BRIEF A – Reproduce the passage of the historian's profile starting at "As a public" and ending at "address current-day injustices.", word for word.

SOURCE –
** BEGIN **
Assistant Professor of History

dianasierrab@umass.edu

(413) 545-6787

Herter Hall 715

Diana Sierra Becerra is a historian of women and gender in Latin America who specializes in social movements and revolutions.

Her book manuscript is tentatively titled, Insurgent Butterflies: Gender and Revolution in El Salvador. It tells the stories of peasant and working-class women who fought for a world without capitalists, imperialists, and patriarchs. Drawing from over fifty interviews and new archival sources, the book demonstrates how women confronted sexism and developed a vision of women’s liberation within the workers’ movement of the mid-to-late twentieth-century. It narrates a dynamic and contentious political process in which rank-and-file women changed the meaning and course of revolution. Their powerful history challenges dominant characterizations of revolutionary movements as monolithic, static, and dominated by urban male intellectuals, moving us to rethink dominant conceptions about armed struggle and feminism.

As a public scholar, Sierra Becerra has collaborated with Salvadoran and U.S. museums and art galleries as well as global networks of historic sites. At the Museo de la Palabra y la Imagen in San Salvador, she curated exhibitions and developed educational programming. At the Pioneer Valley Workers Center, which organizes food system workers in three counties in Western Massachusetts, she used her popular education training to cultivate worker leadership. These experiences have fundamentally shaped her pedagogy, which encourages students to approach history as a tool to address current-day injustices.
** END **
Layout coordinate data:
** BEGIN **
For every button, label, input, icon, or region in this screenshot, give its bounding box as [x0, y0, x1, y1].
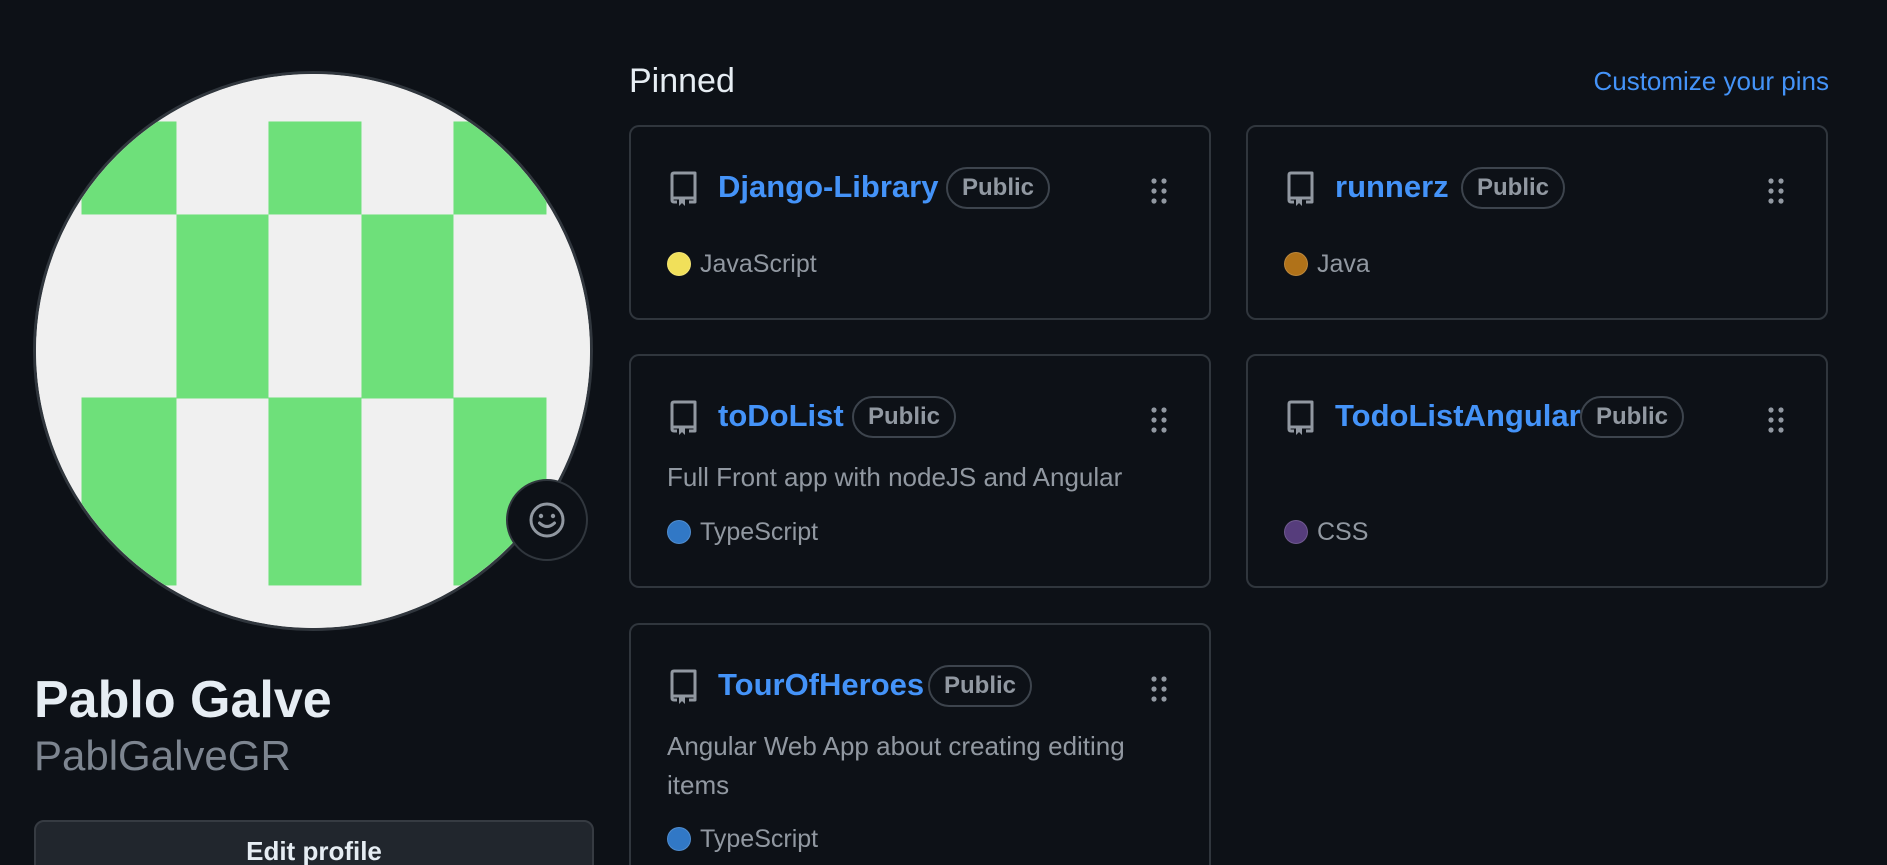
grabber-icon[interactable]	[1766, 406, 1786, 434]
repo-icon	[670, 669, 697, 704]
repo-description: Angular Web App about creating editing i…	[667, 731, 1125, 800]
repo-name-link[interactable]: toDoList	[718, 398, 844, 434]
language-name: TypeScript	[700, 517, 819, 546]
repo-language: JavaScript	[667, 249, 817, 279]
profile-page: Pablo Galve PablGalveGR Edit profile Pin…	[0, 0, 1887, 865]
repo-name-link[interactable]: runnerz	[1335, 169, 1449, 205]
grabber-icon[interactable]	[1149, 406, 1169, 434]
pinned-heading: Pinned	[629, 62, 735, 100]
language-name: JavaScript	[700, 249, 817, 278]
repo-name-link[interactable]: Django-Library	[718, 169, 938, 205]
identicon-image	[36, 74, 590, 628]
language-name: CSS	[1317, 517, 1369, 546]
repo-name-link[interactable]: TourOfHeroes	[718, 667, 924, 703]
repo-description: Full Front app with nodeJS and Angular	[667, 462, 1123, 492]
pinned-repo-card: Django-Library Public JavaScript	[629, 125, 1211, 320]
profile-username: PablGalveGR	[34, 732, 291, 779]
edit-profile-button[interactable]: Edit profile	[34, 820, 594, 865]
visibility-badge: Public	[1461, 167, 1566, 209]
repo-name-link[interactable]: TodoListAngular	[1335, 398, 1581, 434]
avatar[interactable]	[33, 71, 593, 631]
pinned-repo-card: TourOfHeroes Public Angular Web App abou…	[629, 623, 1211, 865]
pinned-repo-card: TodoListAngular Public CSS	[1246, 354, 1828, 588]
repo-language: TypeScript	[667, 517, 818, 547]
visibility-badge: Public	[852, 396, 957, 438]
repo-icon	[670, 171, 697, 206]
repo-language: CSS	[1284, 517, 1368, 547]
visibility-badge: Public	[1580, 396, 1685, 438]
pinned-repo-card: toDoList Public Full Front app with node…	[629, 354, 1211, 588]
visibility-badge: Public	[928, 665, 1033, 707]
repo-icon	[670, 400, 697, 435]
visibility-badge: Public	[946, 167, 1051, 209]
repo-language: Java	[1284, 249, 1370, 279]
set-status-button[interactable]	[506, 479, 588, 561]
language-color-dot	[1284, 252, 1308, 276]
grabber-icon[interactable]	[1149, 675, 1169, 703]
language-name: Java	[1317, 249, 1370, 278]
language-name: TypeScript	[700, 824, 819, 853]
language-color-dot	[667, 827, 691, 851]
language-color-dot	[667, 252, 691, 276]
customize-pins-link[interactable]: Customize your pins	[1593, 66, 1829, 97]
language-color-dot	[667, 520, 691, 544]
pinned-repo-card: runnerz Public Java	[1246, 125, 1828, 320]
repo-language: TypeScript	[667, 824, 818, 854]
grabber-icon[interactable]	[1766, 177, 1786, 205]
grabber-icon[interactable]	[1149, 177, 1169, 205]
language-color-dot	[1284, 520, 1308, 544]
repo-icon	[1287, 171, 1314, 206]
repo-icon	[1287, 400, 1314, 435]
avatar-container	[33, 71, 593, 631]
profile-name: Pablo Galve	[34, 671, 332, 729]
smiley-icon	[529, 502, 565, 538]
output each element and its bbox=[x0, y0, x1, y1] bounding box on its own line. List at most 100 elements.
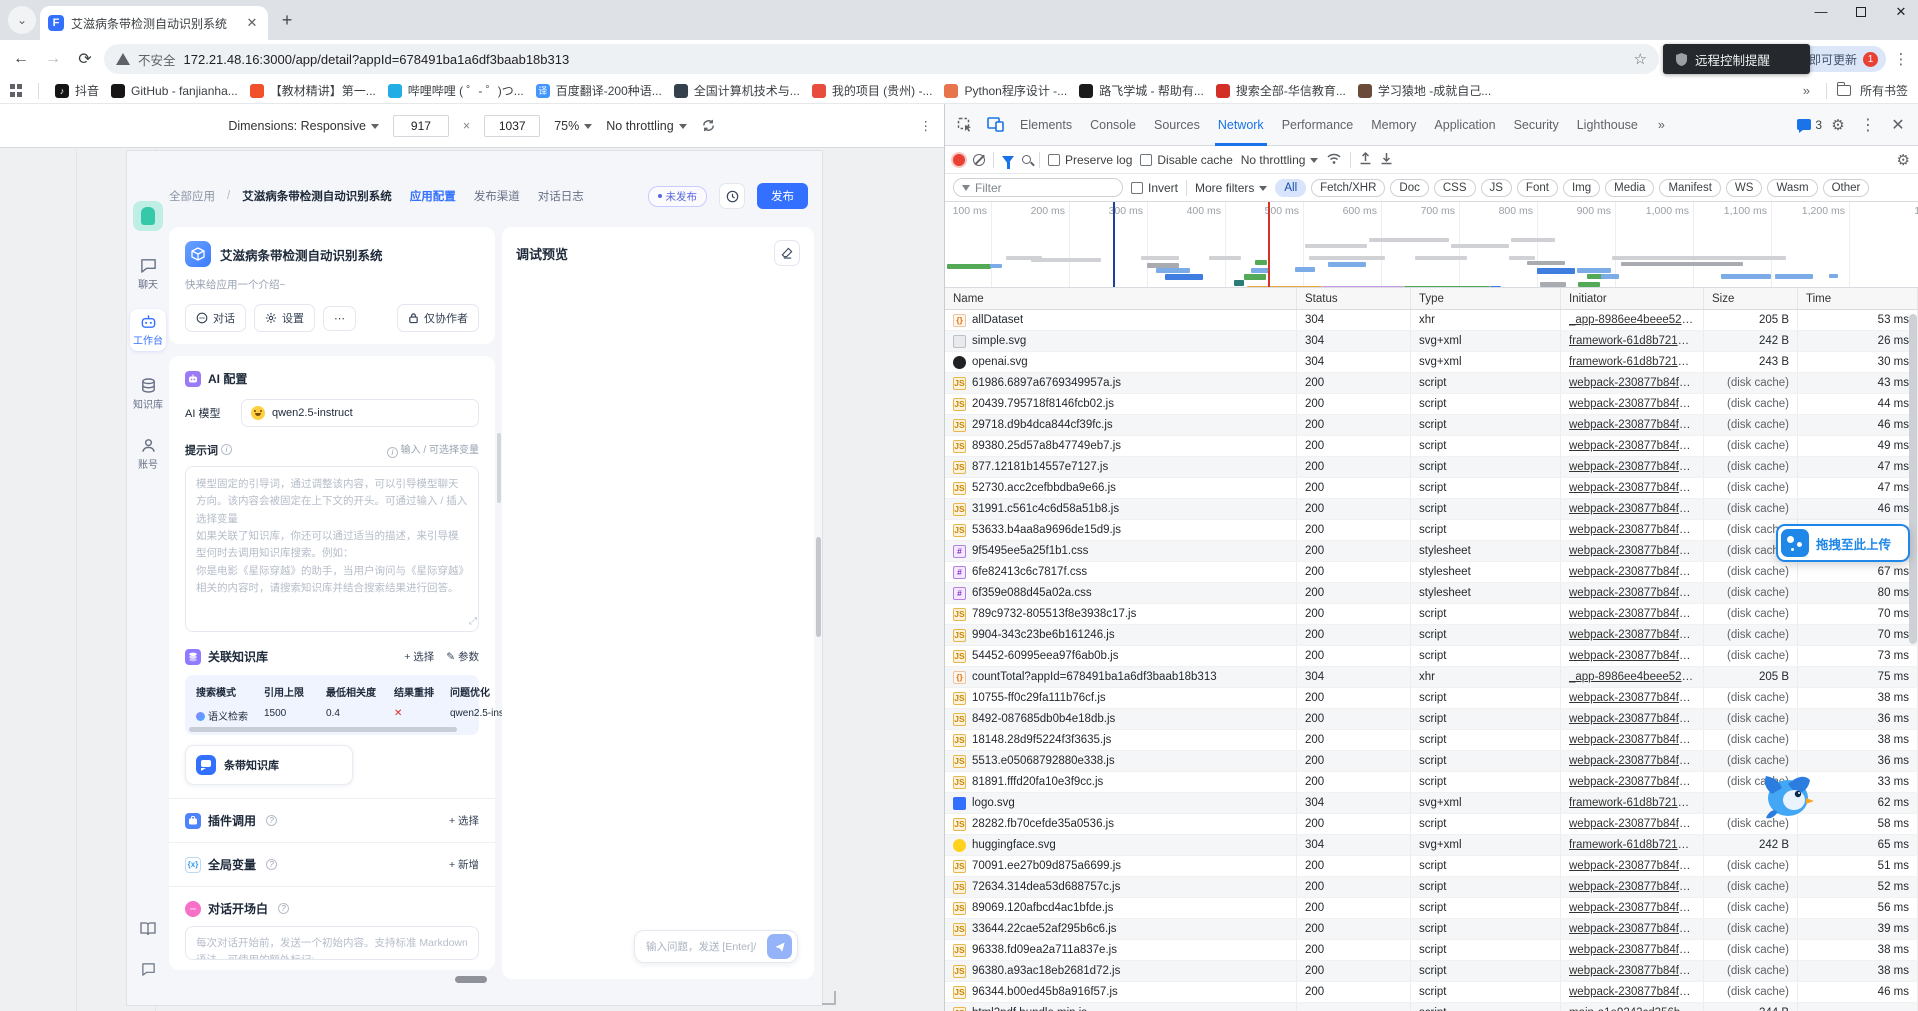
initiator-link[interactable]: main-a1e9242cd356b847.js:1... bbox=[1569, 1007, 1695, 1011]
network-row[interactable]: JS72634.314dea53d688757c.js200scriptwebp… bbox=[945, 877, 1918, 898]
tab-close-icon[interactable]: ✕ bbox=[244, 15, 260, 31]
filter-pill-ws[interactable]: WS bbox=[1726, 179, 1763, 197]
tab-search-button[interactable]: ⌄ bbox=[8, 6, 36, 34]
bookmark-item[interactable]: ♪抖音 bbox=[49, 82, 105, 99]
viewport-resize-grip[interactable] bbox=[822, 991, 836, 1005]
initiator-link[interactable]: webpack-230877b84f0c6e7c.js bbox=[1569, 503, 1695, 515]
initiator-link[interactable]: webpack-230877b84f0c6e7c.js bbox=[1569, 692, 1695, 704]
publish-button[interactable]: 发布 bbox=[757, 183, 808, 209]
filter-pill-doc[interactable]: Doc bbox=[1390, 179, 1428, 197]
initiator-link[interactable]: webpack-230877b84f0c6e7c.js bbox=[1569, 608, 1695, 620]
filter-pill-wasm[interactable]: Wasm bbox=[1767, 179, 1817, 197]
initiator-link[interactable]: webpack-230877b84f0c6e7c.js bbox=[1569, 524, 1695, 536]
viewport-width-input[interactable]: 917 bbox=[393, 115, 449, 137]
initiator-link[interactable]: webpack-230877b84f0c6e7c.js bbox=[1569, 818, 1695, 830]
network-row[interactable]: JS29718.d9b4dca844cf39fc.js200scriptwebp… bbox=[945, 415, 1918, 436]
network-row[interactable]: JS33644.22cae52af295b6c6.js200scriptwebp… bbox=[945, 919, 1918, 940]
back-button[interactable]: ← bbox=[8, 46, 34, 72]
column-header-size[interactable]: Size bbox=[1704, 288, 1798, 309]
initiator-link[interactable]: webpack-230877b84f0c6e7c.js bbox=[1569, 482, 1695, 494]
expand-icon[interactable]: ⤢ bbox=[469, 616, 477, 627]
config-column-scrollbar[interactable] bbox=[497, 433, 501, 503]
bookmark-item[interactable]: 学习猿地 -成就自己... bbox=[1352, 82, 1497, 99]
bookmark-item[interactable]: 路飞学城 - 帮助有... bbox=[1073, 82, 1210, 99]
history-button[interactable] bbox=[719, 183, 745, 209]
filter-pill-manifest[interactable]: Manifest bbox=[1659, 179, 1720, 197]
initiator-link[interactable]: webpack-230877b84f0c6e7c.js bbox=[1569, 461, 1695, 473]
network-table-header[interactable]: NameStatusTypeInitiatorSizeTime bbox=[945, 288, 1918, 310]
import-har-icon[interactable] bbox=[1359, 151, 1372, 168]
initiator-link[interactable]: framework-61d8b7214f67f72f. bbox=[1569, 797, 1695, 809]
settings-button[interactable]: 设置 bbox=[254, 304, 315, 332]
bookmark-item[interactable]: 搜索全部-华信教育... bbox=[1210, 82, 1352, 99]
throttling-select[interactable]: No throttling bbox=[606, 119, 686, 133]
prompt-textarea[interactable]: 模型固定的引导词，通过调整该内容，可以引导模型聊天方向。该内容会被固定在上下文的… bbox=[185, 466, 479, 632]
column-header-name[interactable]: Name bbox=[945, 288, 1297, 309]
filter-pill-js[interactable]: JS bbox=[1481, 179, 1512, 197]
initiator-link[interactable]: webpack-230877b84f0c6e7c.js bbox=[1569, 587, 1695, 599]
filter-pill-font[interactable]: Font bbox=[1517, 179, 1558, 197]
network-row[interactable]: JS61986.6897a6769349957a.js200scriptwebp… bbox=[945, 373, 1918, 394]
reload-button[interactable]: ⟳ bbox=[72, 46, 98, 72]
console-messages-badge[interactable]: 3 bbox=[1797, 118, 1822, 132]
column-header-type[interactable]: Type bbox=[1411, 288, 1561, 309]
breadcrumb-root[interactable]: 全部应用 bbox=[169, 188, 215, 204]
column-header-initiator[interactable]: Initiator bbox=[1561, 288, 1704, 309]
column-header-status[interactable]: Status bbox=[1297, 288, 1411, 309]
initiator-link[interactable]: webpack-230877b84f0c6e7c.js bbox=[1569, 986, 1695, 998]
sidebar-item-robot[interactable]: 工作台 bbox=[130, 309, 166, 351]
network-row[interactable]: #9f5495ee5a25f1b1.css200stylesheetwebpac… bbox=[945, 541, 1918, 562]
network-throttling-select[interactable]: No throttling bbox=[1241, 153, 1319, 167]
record-network-log-icon[interactable] bbox=[953, 154, 965, 166]
initiator-link[interactable]: webpack-230877b84f0c6e7c.js bbox=[1569, 713, 1695, 725]
network-row[interactable]: JS20439.795718f8146fcb02.js200scriptwebp… bbox=[945, 394, 1918, 415]
initiator-link[interactable]: webpack-230877b84f0c6e7c.js bbox=[1569, 398, 1695, 410]
devtools-tab-elements[interactable]: Elements bbox=[1011, 104, 1081, 146]
initiator-link[interactable]: webpack-230877b84f0c6e7c.js bbox=[1569, 545, 1695, 557]
devtools-tab-sources[interactable]: Sources bbox=[1145, 104, 1209, 146]
filter-icon[interactable] bbox=[1002, 156, 1014, 164]
network-row[interactable]: #6f359e088d45a02a.css200stylesheetwebpac… bbox=[945, 583, 1918, 604]
initiator-link[interactable]: webpack-230877b84f0c6e7c.js bbox=[1569, 776, 1695, 788]
feedback-icon[interactable] bbox=[141, 962, 156, 977]
devtools-tab-application[interactable]: Application bbox=[1425, 104, 1504, 146]
network-row[interactable]: JS18148.28d9f5224f3f3635.js200scriptwebp… bbox=[945, 730, 1918, 751]
browser-menu-kebab-icon[interactable]: ⋮ bbox=[1892, 50, 1910, 68]
devtools-tab-console[interactable]: Console bbox=[1081, 104, 1145, 146]
network-row[interactable]: JS96338.fd09ea2a711a837e.js200scriptwebp… bbox=[945, 940, 1918, 961]
network-row[interactable]: JS8492-087685db0b4e18db.js200scriptwebpa… bbox=[945, 709, 1918, 730]
plugin-select-action[interactable]: + 选择 bbox=[449, 813, 479, 828]
model-select[interactable]: qwen2.5-instruct bbox=[241, 399, 479, 427]
initiator-link[interactable]: _app-8986ee4beee52326.js:35 bbox=[1569, 314, 1695, 326]
network-row[interactable]: JS96380.a93ac18eb2681d72.js200scriptwebp… bbox=[945, 961, 1918, 982]
tab-publish-channel[interactable]: 发布渠道 bbox=[474, 188, 520, 204]
network-row[interactable]: JS53633.b4aa8a9696de15d9.js200scriptwebp… bbox=[945, 520, 1918, 541]
network-row[interactable]: JS52730.acc2cefbbdba9e66.js200scriptwebp… bbox=[945, 478, 1918, 499]
tab-app-config[interactable]: 应用配置 bbox=[410, 188, 456, 204]
more-button[interactable]: ⋯ bbox=[323, 306, 356, 331]
bookmarks-overflow-chevron[interactable]: » bbox=[1797, 83, 1816, 98]
filter-pill-fetchxhr[interactable]: Fetch/XHR bbox=[1311, 179, 1385, 197]
close-button[interactable]: ✕ bbox=[1890, 4, 1912, 20]
bookmark-item[interactable]: 哔哩哔哩 ( ゜- ゜)つ... bbox=[382, 82, 530, 99]
all-bookmarks-label[interactable]: 所有书签 bbox=[1860, 82, 1908, 99]
network-filter-input[interactable]: Filter bbox=[953, 178, 1123, 197]
filter-pill-media[interactable]: Media bbox=[1605, 179, 1654, 197]
bookmark-item[interactable]: 【教材精讲】第一... bbox=[244, 82, 382, 99]
devtools-tab-lighthouse[interactable]: Lighthouse bbox=[1568, 104, 1647, 146]
network-settings-gear-icon[interactable]: ⚙ bbox=[1897, 151, 1910, 169]
minimize-button[interactable]: — bbox=[1810, 4, 1832, 20]
collaborator-button[interactable]: 仅协作者 bbox=[397, 304, 479, 332]
devtools-tab-security[interactable]: Security bbox=[1505, 104, 1568, 146]
devtools-scrollbar[interactable] bbox=[1909, 314, 1917, 644]
network-row[interactable]: JS10755-ff0c29fa111b76cf.js200scriptwebp… bbox=[945, 688, 1918, 709]
bookmark-item[interactable]: Python程序设计 -... bbox=[938, 82, 1073, 99]
bookmark-item[interactable]: 我的项目 (贵州) -... bbox=[806, 82, 939, 99]
initiator-link[interactable]: framework-61d8b7214f67f72f. bbox=[1569, 356, 1695, 368]
devtools-tab-memory[interactable]: Memory bbox=[1362, 104, 1425, 146]
network-row[interactable]: {}countTotal?appId=678491ba1a6df3baab18b… bbox=[945, 667, 1918, 688]
initiator-link[interactable]: webpack-230877b84f0c6e7c.js bbox=[1569, 902, 1695, 914]
initiator-link[interactable]: webpack-230877b84f0c6e7c.js bbox=[1569, 629, 1695, 641]
variables-add-action[interactable]: + 新增 bbox=[449, 857, 479, 872]
initiator-link[interactable]: webpack-230877b84f0c6e7c.js bbox=[1569, 377, 1695, 389]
** END **
BRIEF B – From the layout coordinate data, write out the lines starting at the one containing "406, 1786, 434]" and ending at the one containing "517, 819, 546]", unchanged and with nothing else.

CORRECT OUTPUT A –
As a public scholar, Sierra Becerra has collaborated with Salvadoran and U.S. museums and art galleries as well as global networks of historic sites. At the Museo de la Palabra y la Imagen in San Salvador, she curated exhibitions and developed educational programming. At the Pioneer Valley Workers Center, which organizes food system workers in three counties in Western Massachusetts, she used her popular education training to cultivate worker leadership. These experiences have fundamentally shaped her pedagogy, which encourages students to approach history as a tool to address current-day injustices.

CORRECT OUTPUT B –
grabber-icon[interactable]	[1766, 406, 1786, 434]
repo-icon	[670, 669, 697, 704]
repo-description: Angular Web App about creating editing i…	[667, 731, 1125, 800]
repo-name-link[interactable]: toDoList	[718, 398, 844, 434]
language-name: TypeScript	[700, 517, 819, 546]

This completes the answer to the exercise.